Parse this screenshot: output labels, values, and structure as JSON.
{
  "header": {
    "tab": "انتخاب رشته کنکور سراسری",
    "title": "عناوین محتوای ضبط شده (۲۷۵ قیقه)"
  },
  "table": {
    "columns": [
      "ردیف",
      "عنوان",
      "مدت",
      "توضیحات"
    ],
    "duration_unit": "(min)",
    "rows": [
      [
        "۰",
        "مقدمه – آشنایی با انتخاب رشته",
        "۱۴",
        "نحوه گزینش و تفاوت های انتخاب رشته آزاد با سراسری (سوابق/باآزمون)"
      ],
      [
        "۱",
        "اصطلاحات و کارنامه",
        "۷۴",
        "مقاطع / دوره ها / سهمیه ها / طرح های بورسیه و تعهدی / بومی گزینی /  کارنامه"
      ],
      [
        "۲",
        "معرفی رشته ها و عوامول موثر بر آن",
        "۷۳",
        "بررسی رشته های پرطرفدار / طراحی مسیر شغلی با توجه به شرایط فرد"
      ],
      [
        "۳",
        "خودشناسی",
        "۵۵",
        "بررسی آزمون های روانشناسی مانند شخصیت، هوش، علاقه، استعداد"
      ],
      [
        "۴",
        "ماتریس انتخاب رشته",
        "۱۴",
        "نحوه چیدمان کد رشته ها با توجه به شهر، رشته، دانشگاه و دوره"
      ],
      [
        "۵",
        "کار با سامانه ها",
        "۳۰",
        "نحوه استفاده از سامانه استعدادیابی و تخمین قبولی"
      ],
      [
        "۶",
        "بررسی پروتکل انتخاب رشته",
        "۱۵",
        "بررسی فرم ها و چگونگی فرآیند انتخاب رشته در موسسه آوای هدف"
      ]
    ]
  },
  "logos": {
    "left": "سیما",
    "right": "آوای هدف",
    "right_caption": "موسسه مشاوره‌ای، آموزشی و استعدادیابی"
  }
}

::::::::::

# [PROBLEM]
Retype the material in full. Each word must match.

# [TASK ANSWER]
Parse this screenshot: output labels, values, and structure as JSON.
{
  "header": {
    "tab": "انتخاب رشته کنکور سراسری",
    "title": "عناوین محتوای ضبط شده (۲۷۵ قیقه)"
  },
  "table": {
    "columns": [
      "ردیف",
      "عنوان",
      "مدت",
      "توضیحات"
    ],
    "duration_unit": "(min)",
    "rows": [
      [
        "۰",
        "مقدمه – آشنایی با انتخاب رشته",
        "۱۴",
        "نحوه گزینش و تفاوت های انتخاب رشته آزاد با سراسری (سوابق/باآزمون)"
      ],
      [
        "۱",
        "اصطلاحات و کارنامه",
        "۷۴",
        "مقاطع / دوره ها / سهمیه ها / طرح های بورسیه و تعهدی / بومی گزینی /  کارنامه"
      ],
      [
        "۲",
        "معرفی رشته ها و عوامول موثر بر آن",
        "۷۳",
        "بررسی رشته های پرطرفدار / طراحی مسیر شغلی با توجه به شرایط فرد"
      ],
      [
        "۳",
        "خودشناسی",
        "۵۵",
        "بررسی آزمون های روانشناسی مانند شخصیت، هوش، علاقه، استعداد"
      ],
      [
        "۴",
        "ماتریس انتخاب رشته",
        "۱۴",
        "نحوه چیدمان کد رشته ها با توجه به شهر، رشته، دانشگاه و دوره"
      ],
      [
        "۵",
        "کار با سامانه ها",
        "۳۰",
        "نحوه استفاده از سامانه استعدادیابی و تخمین قبولی"
      ],
      [
        "۶",
        "بررسی پروتکل انتخاب رشته",
        "۱۵",
        "بررسی فرم ها و چگونگی فرآیند انتخاب رشته در موسسه آوای هدف"
      ]
    ]
  },
  "logos": {
    "left": "سیما",
    "right": "آوای هدف",
    "right_caption": "موسسه مشاوره‌ای، آموزشی و استعدادیابی"
  }
}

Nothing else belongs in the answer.